* YOUR TASK *
Extract each line of the records below that contains the word "structure".

* DATA LISTING *
_ _ _ _
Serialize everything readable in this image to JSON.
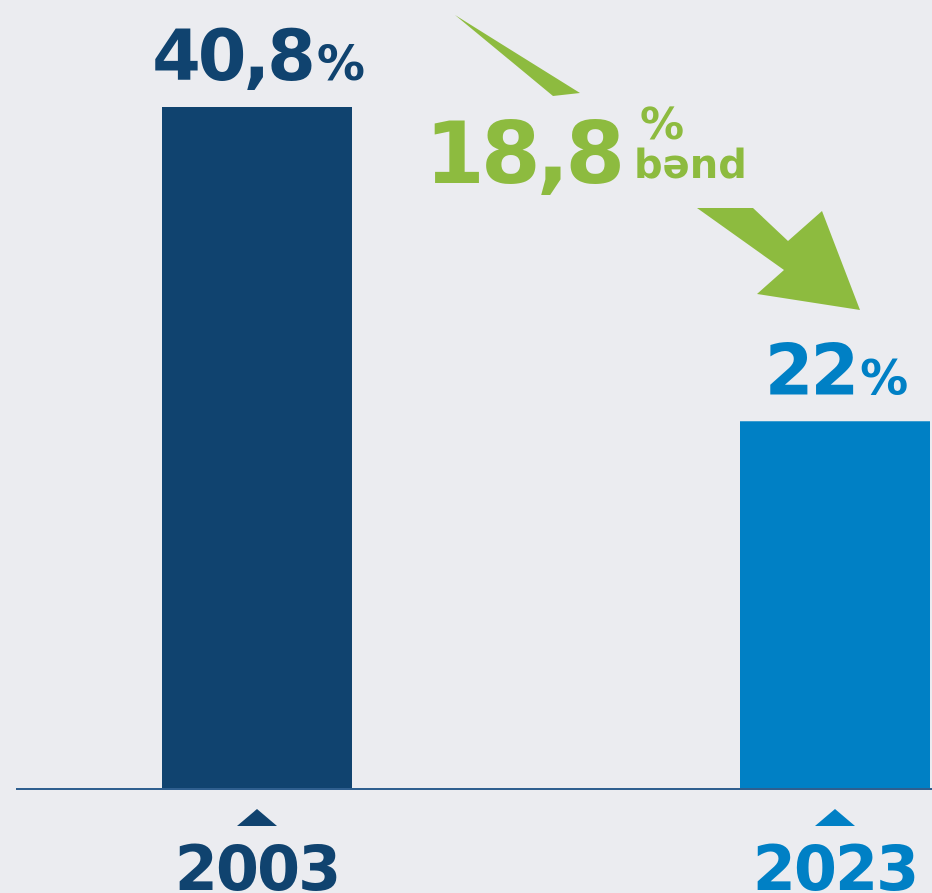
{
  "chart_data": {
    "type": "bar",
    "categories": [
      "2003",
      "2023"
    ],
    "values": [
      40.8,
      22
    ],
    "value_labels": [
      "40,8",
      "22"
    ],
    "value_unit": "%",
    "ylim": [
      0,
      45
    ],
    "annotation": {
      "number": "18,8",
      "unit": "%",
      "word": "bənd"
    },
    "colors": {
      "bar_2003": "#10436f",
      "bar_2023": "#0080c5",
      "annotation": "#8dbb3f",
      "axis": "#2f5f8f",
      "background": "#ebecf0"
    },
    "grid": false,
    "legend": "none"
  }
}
_ _ _ _
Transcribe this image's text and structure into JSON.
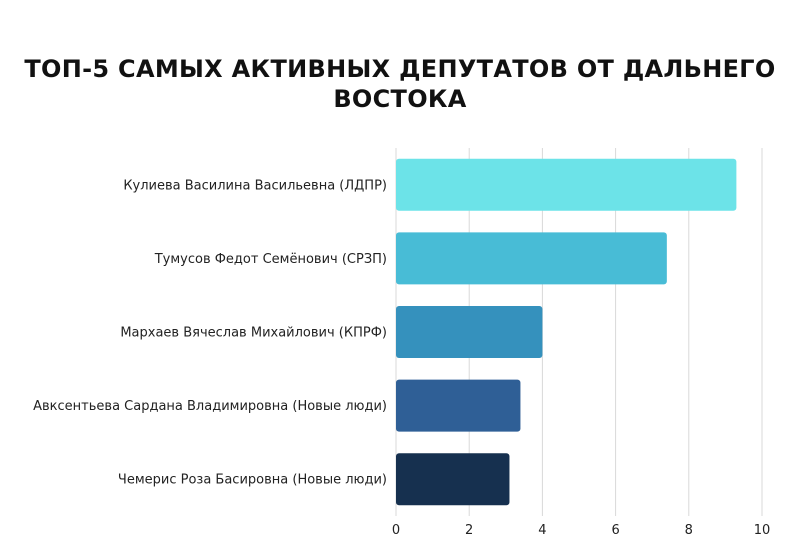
_ _ _ _
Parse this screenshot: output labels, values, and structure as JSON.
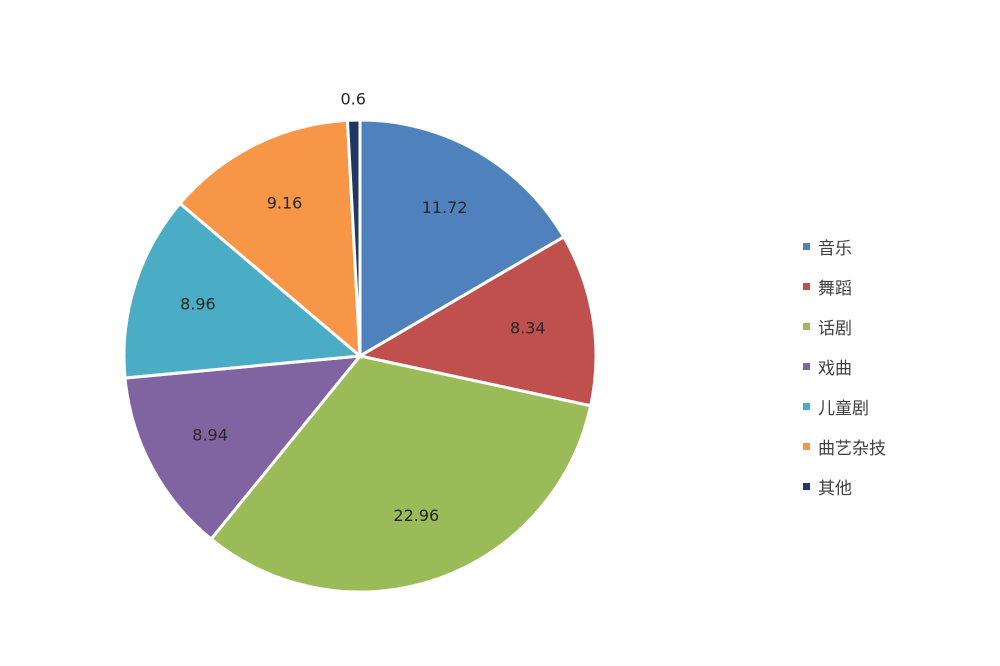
_ _ _ _
* RESPONSE TO THE TASK *
Transcribe this image's text and structure into JSON.
Parse this screenshot: output labels, values, and structure as JSON.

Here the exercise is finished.